*Задание 1:*
Перечислите в порядке появления все годы, которые в тексте о повести «Это мы, Господи!..» записаны цифрами.
*Задание 2:*
Продолжите текст о повести «Это мы, Господи!..» с того места, где он обрывается.

В 1947 году Константин Дмитриевич с супругой приедет на место, где располагался саласпилский лагерь «Долина смерти». Сосны там по-прежнему стояли без коры — ее съели пленные, и раны на деревьях так и не зарубцевались. «Мне иногда не верится, что это было со мной, а как будто приснилось в кошмарном снe», — сказал тогда молодой писатель. К повести, посвященной саласпилским событиям, он возьмет эпиграфом из «Слова о полку Игореве» такие горькие слова: «Уж лучше убитому быти, нежели полоненному быти». Ее «невозможно читать залпом: написанная сразу после фашистского плена,— кажется, она кровоточит каждой своей строкой», — отозвался об этой книге Е. Носов. Цитируем Воробьёва: «И Ржевский лагерь выделялся черным пятном в зимние холода потому, что был съеден с крошками земли холодный пух декабрьского снега. ‹…› И существовало образцово-показательное место убийства пленных в Смоленске. И еле передвигались от голода заключенные в «Долине смерти». И были 150 г. плесневелого хлеба из опилок, и 425 г. варева из крапивы в сутки, и эсэсовцы, вооруженные лопатами, убивали беззащитных людей. Но там же, в аду концлагерей, были и беспредельное мужество, и трепетная товарищеская помощь, и невероятный, почти мифологический героизм. ‹…› Терпя голод, холод, каждодневные издевательства, боль, военнопленные физически были почти уничтожены. Но морально многие из них остались несломленными. В них жило то, что можно вырвать, но только цепкими когтями смерти. Оно заставляет тело терпеть до израсходования последней кровинки, оно требует беречь его, не замарав и не испаскудив ничем». В 1946 году рукопись повести автор отправил в журнал «Новый мир», но опубликована она не была. У самого писателя полного экземпляра повести не сохранилось, только в 1985 году, спустя десятилетие после кончины автора, рукопись обнаружилась в архиве, хранящемся в РГАЛИ, и была напечатана в 1986 году в журнале «Наш современник» с названием «Это мы, Господи!..». «Повесть эта, — как отметит через много лет писатель-фронтовик В. Кондратьев, — не только явление литературы, она — явление силы человеческого духа, потому как… писалась как исполнение священного долга солдата, бойца, обязанного рассказать о том, что знает, что вынес из кошмара плена… погружает читателя в кромешный сорок первый год, в самое крошево войны, в самые кошмарные и бесчеловечные ее страницы».

*Набор данных:*
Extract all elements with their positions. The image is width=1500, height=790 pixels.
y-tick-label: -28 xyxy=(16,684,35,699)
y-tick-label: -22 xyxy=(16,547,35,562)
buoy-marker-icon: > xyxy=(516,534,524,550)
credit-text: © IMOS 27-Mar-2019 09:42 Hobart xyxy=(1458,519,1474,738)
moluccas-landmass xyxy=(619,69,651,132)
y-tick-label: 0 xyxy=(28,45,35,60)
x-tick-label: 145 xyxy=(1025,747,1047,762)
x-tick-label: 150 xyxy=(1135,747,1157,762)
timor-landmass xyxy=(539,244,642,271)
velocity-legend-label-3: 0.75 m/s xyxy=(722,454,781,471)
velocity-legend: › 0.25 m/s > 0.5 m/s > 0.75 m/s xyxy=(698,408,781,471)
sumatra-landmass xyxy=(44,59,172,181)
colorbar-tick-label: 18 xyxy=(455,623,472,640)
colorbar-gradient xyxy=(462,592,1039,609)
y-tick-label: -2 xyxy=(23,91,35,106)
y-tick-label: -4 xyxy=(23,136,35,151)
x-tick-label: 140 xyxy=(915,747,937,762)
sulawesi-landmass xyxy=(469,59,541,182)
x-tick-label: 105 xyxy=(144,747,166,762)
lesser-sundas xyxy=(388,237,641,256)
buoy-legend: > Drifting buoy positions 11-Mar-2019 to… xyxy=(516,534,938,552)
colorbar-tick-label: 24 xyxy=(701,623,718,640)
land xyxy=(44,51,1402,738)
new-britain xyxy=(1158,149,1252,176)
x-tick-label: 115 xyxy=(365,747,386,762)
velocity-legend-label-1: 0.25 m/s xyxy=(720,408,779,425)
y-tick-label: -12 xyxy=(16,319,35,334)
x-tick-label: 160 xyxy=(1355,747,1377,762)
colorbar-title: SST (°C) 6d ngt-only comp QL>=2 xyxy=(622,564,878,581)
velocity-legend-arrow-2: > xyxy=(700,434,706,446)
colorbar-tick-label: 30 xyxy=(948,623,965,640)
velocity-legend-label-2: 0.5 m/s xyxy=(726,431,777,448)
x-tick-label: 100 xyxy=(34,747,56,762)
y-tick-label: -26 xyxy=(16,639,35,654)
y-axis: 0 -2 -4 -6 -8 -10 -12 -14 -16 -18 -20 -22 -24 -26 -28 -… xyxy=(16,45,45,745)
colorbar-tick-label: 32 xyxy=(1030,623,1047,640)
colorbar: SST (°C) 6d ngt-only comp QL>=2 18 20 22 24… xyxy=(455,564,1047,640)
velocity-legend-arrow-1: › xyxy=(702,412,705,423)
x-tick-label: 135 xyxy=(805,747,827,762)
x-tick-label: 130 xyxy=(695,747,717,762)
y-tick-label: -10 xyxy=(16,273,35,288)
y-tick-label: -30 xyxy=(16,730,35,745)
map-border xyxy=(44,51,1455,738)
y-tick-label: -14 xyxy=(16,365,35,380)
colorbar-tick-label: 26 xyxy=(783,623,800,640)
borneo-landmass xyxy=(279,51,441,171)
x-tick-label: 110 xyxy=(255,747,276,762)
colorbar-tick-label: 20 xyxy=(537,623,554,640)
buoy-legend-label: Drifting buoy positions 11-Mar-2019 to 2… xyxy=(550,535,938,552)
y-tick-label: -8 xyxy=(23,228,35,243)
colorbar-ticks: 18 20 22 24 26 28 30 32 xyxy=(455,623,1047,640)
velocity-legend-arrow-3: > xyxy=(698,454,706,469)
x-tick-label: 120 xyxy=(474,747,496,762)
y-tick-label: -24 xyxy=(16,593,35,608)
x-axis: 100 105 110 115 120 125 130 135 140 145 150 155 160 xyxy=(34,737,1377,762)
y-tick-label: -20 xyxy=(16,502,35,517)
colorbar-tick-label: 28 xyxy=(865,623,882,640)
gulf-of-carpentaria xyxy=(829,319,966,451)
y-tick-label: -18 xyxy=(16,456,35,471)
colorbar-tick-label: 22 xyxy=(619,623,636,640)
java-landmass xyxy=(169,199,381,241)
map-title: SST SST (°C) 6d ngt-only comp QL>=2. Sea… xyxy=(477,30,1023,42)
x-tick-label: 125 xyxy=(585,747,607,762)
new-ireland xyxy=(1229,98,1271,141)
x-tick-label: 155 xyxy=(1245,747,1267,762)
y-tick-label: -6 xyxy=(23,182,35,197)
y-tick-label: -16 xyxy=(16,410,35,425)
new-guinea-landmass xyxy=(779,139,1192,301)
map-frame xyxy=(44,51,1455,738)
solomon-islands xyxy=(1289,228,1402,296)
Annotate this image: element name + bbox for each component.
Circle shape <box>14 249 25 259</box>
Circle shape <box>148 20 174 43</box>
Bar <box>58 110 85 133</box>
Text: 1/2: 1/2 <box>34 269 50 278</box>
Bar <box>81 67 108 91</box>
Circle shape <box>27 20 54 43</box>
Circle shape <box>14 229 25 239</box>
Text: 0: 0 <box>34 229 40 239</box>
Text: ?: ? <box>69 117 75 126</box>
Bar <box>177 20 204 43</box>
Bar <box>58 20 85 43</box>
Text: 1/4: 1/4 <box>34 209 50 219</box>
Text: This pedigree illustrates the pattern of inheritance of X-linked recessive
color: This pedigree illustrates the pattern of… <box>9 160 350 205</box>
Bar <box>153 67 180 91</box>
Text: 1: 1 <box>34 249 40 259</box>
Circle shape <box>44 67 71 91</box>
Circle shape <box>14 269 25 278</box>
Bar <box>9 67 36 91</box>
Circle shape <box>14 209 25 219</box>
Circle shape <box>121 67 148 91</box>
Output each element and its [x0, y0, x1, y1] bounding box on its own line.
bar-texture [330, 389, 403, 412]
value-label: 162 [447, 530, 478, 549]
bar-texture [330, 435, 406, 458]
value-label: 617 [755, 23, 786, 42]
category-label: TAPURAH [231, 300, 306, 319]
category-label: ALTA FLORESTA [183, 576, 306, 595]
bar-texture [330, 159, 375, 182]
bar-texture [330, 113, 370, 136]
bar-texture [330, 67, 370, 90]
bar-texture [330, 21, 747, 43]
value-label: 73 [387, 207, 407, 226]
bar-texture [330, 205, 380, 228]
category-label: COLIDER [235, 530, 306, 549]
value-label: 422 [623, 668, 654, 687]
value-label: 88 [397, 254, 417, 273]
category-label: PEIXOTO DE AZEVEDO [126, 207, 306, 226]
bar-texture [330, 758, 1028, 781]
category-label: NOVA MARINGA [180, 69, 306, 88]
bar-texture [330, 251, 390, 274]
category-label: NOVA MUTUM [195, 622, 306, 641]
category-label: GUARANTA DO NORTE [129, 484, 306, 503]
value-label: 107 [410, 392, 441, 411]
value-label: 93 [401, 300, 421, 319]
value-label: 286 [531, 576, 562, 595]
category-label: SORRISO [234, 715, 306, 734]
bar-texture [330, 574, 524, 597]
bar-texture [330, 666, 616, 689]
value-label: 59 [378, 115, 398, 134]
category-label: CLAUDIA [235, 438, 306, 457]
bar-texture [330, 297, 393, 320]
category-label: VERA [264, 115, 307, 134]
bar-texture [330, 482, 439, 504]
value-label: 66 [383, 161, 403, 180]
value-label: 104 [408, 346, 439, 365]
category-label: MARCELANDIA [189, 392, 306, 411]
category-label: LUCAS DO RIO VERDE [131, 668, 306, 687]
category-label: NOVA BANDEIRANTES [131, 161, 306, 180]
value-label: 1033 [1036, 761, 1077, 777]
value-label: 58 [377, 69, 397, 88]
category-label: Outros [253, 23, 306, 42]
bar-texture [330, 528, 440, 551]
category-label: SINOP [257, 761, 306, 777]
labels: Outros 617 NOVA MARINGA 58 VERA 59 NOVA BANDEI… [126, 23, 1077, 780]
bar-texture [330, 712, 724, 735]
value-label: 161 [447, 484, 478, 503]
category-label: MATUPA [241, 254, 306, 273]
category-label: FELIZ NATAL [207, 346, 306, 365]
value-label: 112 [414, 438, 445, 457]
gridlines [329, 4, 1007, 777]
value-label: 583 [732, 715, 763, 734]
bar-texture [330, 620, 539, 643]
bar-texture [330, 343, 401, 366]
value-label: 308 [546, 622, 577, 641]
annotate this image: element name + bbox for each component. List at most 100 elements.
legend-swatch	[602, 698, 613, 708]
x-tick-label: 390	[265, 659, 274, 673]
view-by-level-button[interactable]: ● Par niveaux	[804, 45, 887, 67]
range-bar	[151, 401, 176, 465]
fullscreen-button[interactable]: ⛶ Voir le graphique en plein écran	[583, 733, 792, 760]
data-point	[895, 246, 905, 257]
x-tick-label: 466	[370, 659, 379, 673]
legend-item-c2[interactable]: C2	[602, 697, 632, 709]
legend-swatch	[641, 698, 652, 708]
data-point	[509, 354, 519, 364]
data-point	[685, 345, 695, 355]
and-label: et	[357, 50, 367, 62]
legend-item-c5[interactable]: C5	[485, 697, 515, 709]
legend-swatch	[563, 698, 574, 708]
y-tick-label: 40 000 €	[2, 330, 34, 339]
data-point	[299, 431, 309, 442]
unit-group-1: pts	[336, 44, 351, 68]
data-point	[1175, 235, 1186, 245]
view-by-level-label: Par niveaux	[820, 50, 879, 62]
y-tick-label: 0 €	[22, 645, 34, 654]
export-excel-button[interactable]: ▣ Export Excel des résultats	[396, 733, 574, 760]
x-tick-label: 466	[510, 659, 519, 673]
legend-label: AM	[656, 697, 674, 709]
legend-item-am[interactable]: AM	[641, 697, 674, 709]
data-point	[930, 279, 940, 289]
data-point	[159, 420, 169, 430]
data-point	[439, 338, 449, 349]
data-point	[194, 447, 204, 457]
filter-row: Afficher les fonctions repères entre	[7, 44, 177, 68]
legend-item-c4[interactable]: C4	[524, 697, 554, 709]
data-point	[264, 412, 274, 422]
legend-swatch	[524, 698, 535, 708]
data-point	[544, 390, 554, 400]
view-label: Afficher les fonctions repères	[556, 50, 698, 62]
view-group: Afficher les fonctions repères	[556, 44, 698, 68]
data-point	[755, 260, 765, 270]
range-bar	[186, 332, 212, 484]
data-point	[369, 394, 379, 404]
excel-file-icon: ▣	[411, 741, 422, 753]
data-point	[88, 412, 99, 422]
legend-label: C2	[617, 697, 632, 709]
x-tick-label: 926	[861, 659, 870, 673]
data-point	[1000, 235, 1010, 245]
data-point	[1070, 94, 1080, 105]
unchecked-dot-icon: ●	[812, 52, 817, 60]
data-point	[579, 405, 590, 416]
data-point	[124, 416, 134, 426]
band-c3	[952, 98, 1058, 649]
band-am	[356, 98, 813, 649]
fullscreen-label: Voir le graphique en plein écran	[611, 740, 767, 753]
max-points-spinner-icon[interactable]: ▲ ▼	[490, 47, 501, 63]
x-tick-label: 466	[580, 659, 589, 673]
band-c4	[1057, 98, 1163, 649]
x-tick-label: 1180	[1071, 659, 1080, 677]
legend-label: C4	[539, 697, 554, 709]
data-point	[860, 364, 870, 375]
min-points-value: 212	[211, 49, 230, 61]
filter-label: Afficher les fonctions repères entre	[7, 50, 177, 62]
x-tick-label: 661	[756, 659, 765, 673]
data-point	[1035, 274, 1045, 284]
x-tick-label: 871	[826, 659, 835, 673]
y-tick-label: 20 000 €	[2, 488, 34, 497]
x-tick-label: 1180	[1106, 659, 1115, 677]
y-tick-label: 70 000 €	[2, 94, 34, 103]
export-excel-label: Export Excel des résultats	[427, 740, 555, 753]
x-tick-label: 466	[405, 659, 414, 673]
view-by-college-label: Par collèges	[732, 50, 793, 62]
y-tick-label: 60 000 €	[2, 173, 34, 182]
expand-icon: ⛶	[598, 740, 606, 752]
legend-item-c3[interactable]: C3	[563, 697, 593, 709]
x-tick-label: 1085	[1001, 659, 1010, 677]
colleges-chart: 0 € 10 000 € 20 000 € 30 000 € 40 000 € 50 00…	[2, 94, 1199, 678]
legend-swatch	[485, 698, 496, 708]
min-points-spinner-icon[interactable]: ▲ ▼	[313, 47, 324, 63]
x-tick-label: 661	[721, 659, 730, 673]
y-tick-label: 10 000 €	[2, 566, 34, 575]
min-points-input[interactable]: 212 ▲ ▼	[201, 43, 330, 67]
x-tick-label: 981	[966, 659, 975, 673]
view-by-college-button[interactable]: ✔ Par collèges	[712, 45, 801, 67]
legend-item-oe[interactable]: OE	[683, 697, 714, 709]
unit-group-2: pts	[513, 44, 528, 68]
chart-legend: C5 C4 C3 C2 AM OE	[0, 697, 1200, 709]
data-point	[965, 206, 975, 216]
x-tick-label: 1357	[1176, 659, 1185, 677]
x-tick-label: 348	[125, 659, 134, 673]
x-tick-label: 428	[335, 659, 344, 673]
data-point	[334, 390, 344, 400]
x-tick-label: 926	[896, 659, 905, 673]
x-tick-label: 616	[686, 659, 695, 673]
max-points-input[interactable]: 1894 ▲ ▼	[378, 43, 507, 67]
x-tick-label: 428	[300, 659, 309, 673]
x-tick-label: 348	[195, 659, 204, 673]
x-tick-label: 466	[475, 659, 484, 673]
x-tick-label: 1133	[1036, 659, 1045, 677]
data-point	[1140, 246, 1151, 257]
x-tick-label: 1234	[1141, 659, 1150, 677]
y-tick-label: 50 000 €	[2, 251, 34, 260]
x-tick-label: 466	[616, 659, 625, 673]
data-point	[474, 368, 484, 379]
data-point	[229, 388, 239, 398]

*Ответ 1:*
1947, 1946, 1985, 1986

*Ответ 2:*
После освобождения Шяуляя Воробьёв был назначен начальником штаба МПВО, организованного на базе партизанской группы. Работая на этой должности, смог помочь многим из бывших пленных. «Он отстоял жизнь и будущее всех, кто был в его отряде и кто обращался потом, после прихода наших войск», — вспоминала его жена. В 1947 году Воробьёв был демобилизован, переехал в Вильнюс, работал в снабженческих и торговых организациях, в 1952 году заведовал магазином, отделом литературы и искусства газеты «Советская Литва». Писал повесть о литовской послевоенной деревне. В 1948 году она была закончена, но напечатана только через десять лет в журнале «Нева» под названием «Последние хутора». В 1956 году в Вильнюсе вышел первый сборник его рассказов «Подснежник», а в 1958 году второй — «Седой тополь». Тогда же Воробьёв начал печататься в журналах России. В 1961-м Воробьёв наконец оставил газетную службу.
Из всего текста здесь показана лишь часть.